*Problem details*.
Omit every picture and write out the rest of the records exactly.
[Start of Records supplied]
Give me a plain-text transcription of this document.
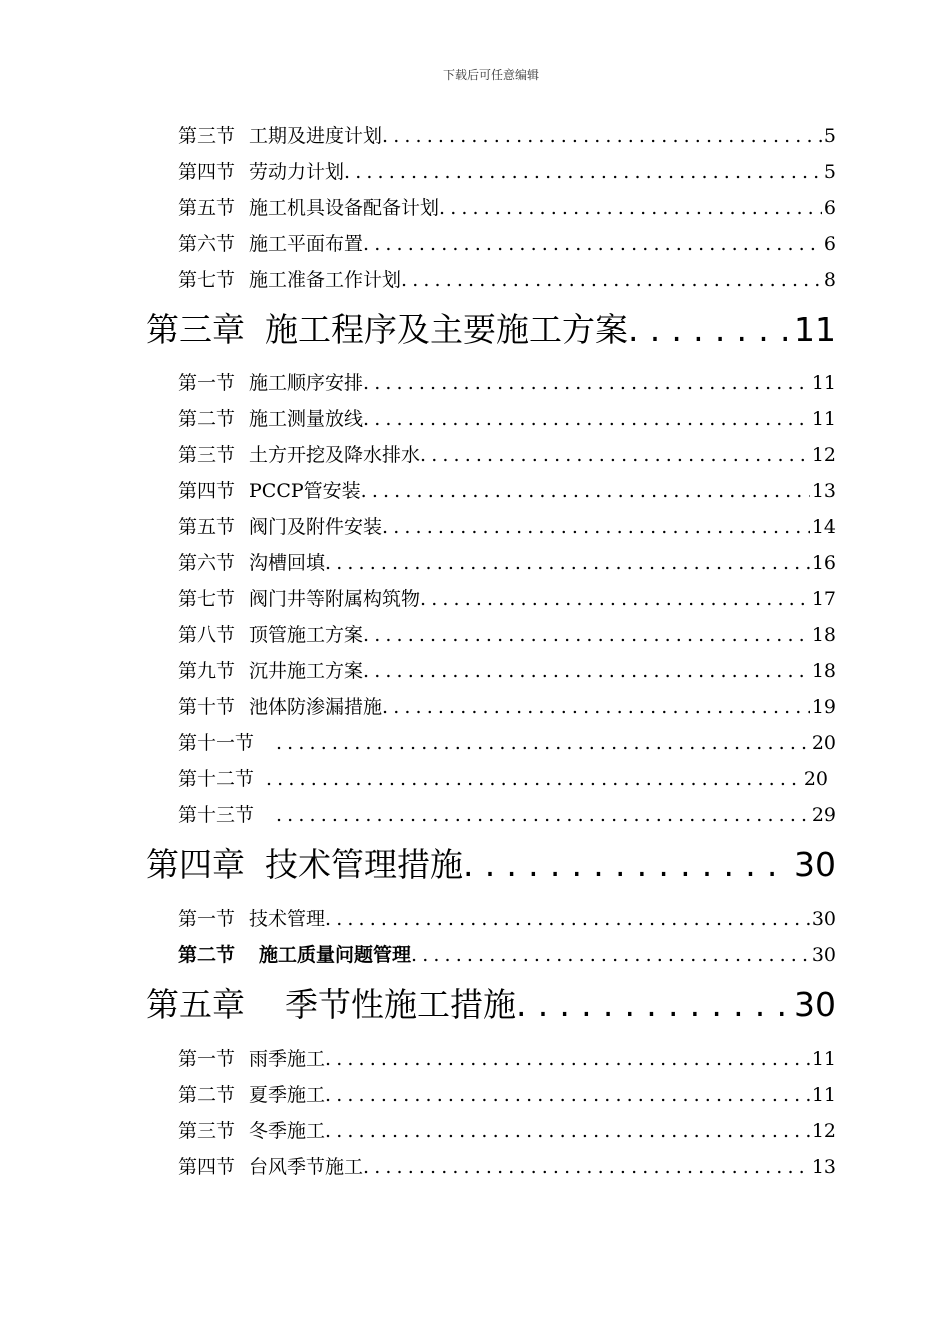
下载后可任意编辑
第三节 工期及进度计划 .....	5
第四节 劳动力计划 .....	5
第五节 施工机具设备配备计划 .....	6
第六节 施工平面布置 .....	6
第七节 施工准备工作计划 .....	8
第三章 施工程序及主要施工方案 .....	11
第一节 施工顺序安排 .....	11
第二节 施工测量放线 .....	11
第三节 土方开挖及降水排水 .....	12
第四节 PCCP管安装 .....	13
第五节 阀门及附件安装 .....	14
第六节 沟槽回填 .....	16
第七节 阀门井等附属构筑物 .....	17
第八节 顶管施工方案 .....	18
第九节 沉井施工方案 .....	18
第十节 池体防渗漏措施 .....	19
第十一节 .....	20
第十二节 .....	20
第十三节 .....	29
第四章 技术管理措施 .....	30
第一节 技术管理 .....	30
第二节 施工质量问题管理 .....	30
第五章 季节性施工措施 .....	30
第一节 雨季施工 .....	11
第二节 夏季施工 .....	11
第三节 冬季施工 .....	12
第四节 台风季节施工 .....	13
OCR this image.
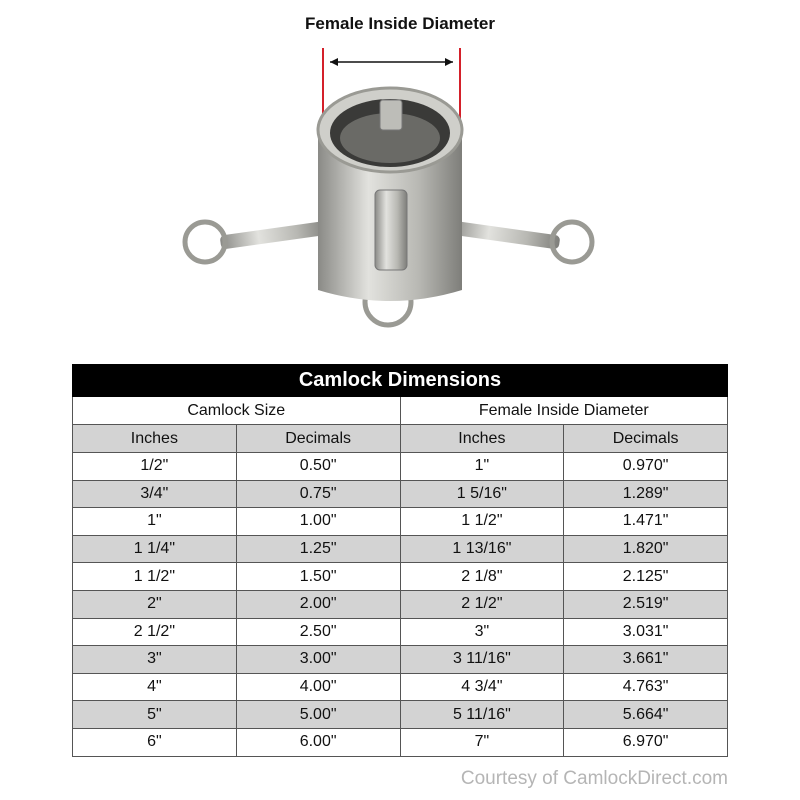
Female Inside Diameter
Camlock Dimensions			
Camlock Size		Female Inside Diameter	
Inches	Decimals	Inches	Decimals
1/2"	0.50"	1"	0.970"
3/4"	0.75"	1 5/16"	1.289"
1"	1.00"	1 1/2"	1.471"
1 1/4"	1.25"	1 13/16"	1.820"
1 1/2"	1.50"	2 1/8"	2.125"
2"	2.00"	2 1/2"	2.519"
2 1/2"	2.50"	3"	3.031"
3"	3.00"	3 11/16"	3.661"
4"	4.00"	4 3/4"	4.763"
5"	5.00"	5 11/16"	5.664"
6"	6.00"	7"	6.970"
Courtesy of CamlockDirect.com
[End of Records supplied]
*Complete output*.
Give me a plain-text transcription of this document.
下载后可任意编辑
第三节 工期及进度计划 .....	5
第四节 劳动力计划 .....	5
第五节 施工机具设备配备计划 .....	6
第六节 施工平面布置 .....	6
第七节 施工准备工作计划 .....	8
第三章 施工程序及主要施工方案 .....	11
第一节 施工顺序安排 .....	11
第二节 施工测量放线 .....	11
第三节 土方开挖及降水排水 .....	12
第四节 PCCP管安装 .....	13
第五节 阀门及附件安装 .....	14
第六节 沟槽回填 .....	16
第七节 阀门井等附属构筑物 .....	17
第八节 顶管施工方案 .....	18
第九节 沉井施工方案 .....	18
第十节 池体防渗漏措施 .....	19
第十一节 .....	20
第十二节 .....	20
第十三节 .....	29
第四章 技术管理措施 .....	30
第一节 技术管理 .....	30
第二节 施工质量问题管理 .....	30
第五章 季节性施工措施 .....	30
第一节 雨季施工 .....	11
第二节 夏季施工 .....	11
第三节 冬季施工 .....	12
第四节 台风季节施工 .....	13
OCR this image.
Female Inside Diameter
Camlock Dimensions			
Camlock Size		Female Inside Diameter	
Inches	Decimals	Inches	Decimals
1/2"	0.50"	1"	0.970"
3/4"	0.75"	1 5/16"	1.289"
1"	1.00"	1 1/2"	1.471"
1 1/4"	1.25"	1 13/16"	1.820"
1 1/2"	1.50"	2 1/8"	2.125"
2"	2.00"	2 1/2"	2.519"
2 1/2"	2.50"	3"	3.031"
3"	3.00"	3 11/16"	3.661"
4"	4.00"	4 3/4"	4.763"
5"	5.00"	5 11/16"	5.664"
6"	6.00"	7"	6.970"
Courtesy of CamlockDirect.com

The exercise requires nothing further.